Goal — All of the lines below are to be printed again exactly; images are excluded from the output.

Records for the exercise —

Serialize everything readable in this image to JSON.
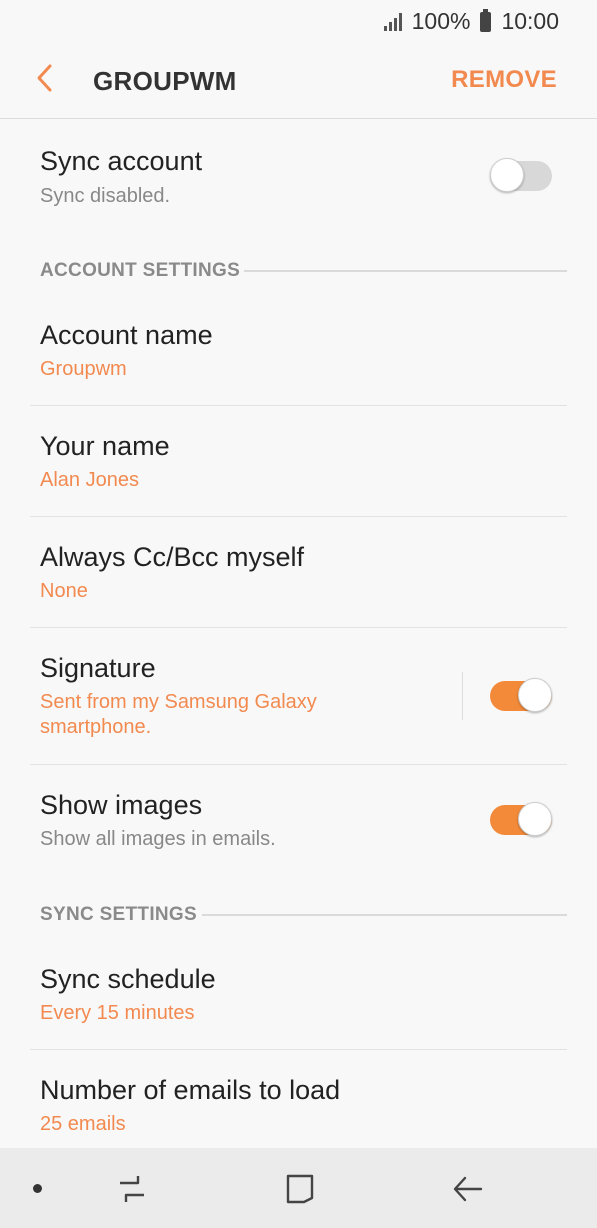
{
  "status_bar": {
    "battery_percent": "100%",
    "time": "10:00"
  },
  "app_bar": {
    "title": "GROUPWM",
    "remove_label": "REMOVE"
  },
  "sync_account": {
    "title": "Sync account",
    "subtitle": "Sync disabled.",
    "enabled": false
  },
  "sections": {
    "account_settings": "ACCOUNT SETTINGS",
    "sync_settings": "SYNC SETTINGS"
  },
  "account_name": {
    "title": "Account name",
    "value": "Groupwm"
  },
  "your_name": {
    "title": "Your name",
    "value": "Alan Jones"
  },
  "cc_bcc": {
    "title": "Always Cc/Bcc myself",
    "value": "None"
  },
  "signature": {
    "title": "Signature",
    "value_line1": "Sent from my Samsung Galaxy",
    "value_line2": "smartphone.",
    "enabled": true
  },
  "show_images": {
    "title": "Show images",
    "subtitle": "Show all images in emails.",
    "enabled": true
  },
  "sync_schedule": {
    "title": "Sync schedule",
    "value": "Every 15 minutes"
  },
  "emails_to_load": {
    "title": "Number of emails to load",
    "value": "25 emails"
  },
  "colors": {
    "accent": "#f28a50",
    "toggle_on": "#f28a3a",
    "toggle_off": "#d8d8d8"
  },
  "icons": {
    "back": "chevron-left-icon",
    "recents": "recents-icon",
    "home": "home-icon",
    "nav_back": "back-arrow-icon"
  }
}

Result for this exercise —
Serialize everything readable in this image to JSON.
{
  "status_bar": {
    "battery_percent": "100%",
    "time": "10:00"
  },
  "app_bar": {
    "title": "GROUPWM",
    "remove_label": "REMOVE"
  },
  "sync_account": {
    "title": "Sync account",
    "subtitle": "Sync disabled.",
    "enabled": false
  },
  "sections": {
    "account_settings": "ACCOUNT SETTINGS",
    "sync_settings": "SYNC SETTINGS"
  },
  "account_name": {
    "title": "Account name",
    "value": "Groupwm"
  },
  "your_name": {
    "title": "Your name",
    "value": "Alan Jones"
  },
  "cc_bcc": {
    "title": "Always Cc/Bcc myself",
    "value": "None"
  },
  "signature": {
    "title": "Signature",
    "value_line1": "Sent from my Samsung Galaxy",
    "value_line2": "smartphone.",
    "enabled": true
  },
  "show_images": {
    "title": "Show images",
    "subtitle": "Show all images in emails.",
    "enabled": true
  },
  "sync_schedule": {
    "title": "Sync schedule",
    "value": "Every 15 minutes"
  },
  "emails_to_load": {
    "title": "Number of emails to load",
    "value": "25 emails"
  },
  "colors": {
    "accent": "#f28a50",
    "toggle_on": "#f28a3a",
    "toggle_off": "#d8d8d8"
  },
  "icons": {
    "back": "chevron-left-icon",
    "recents": "recents-icon",
    "home": "home-icon",
    "nav_back": "back-arrow-icon"
  }
}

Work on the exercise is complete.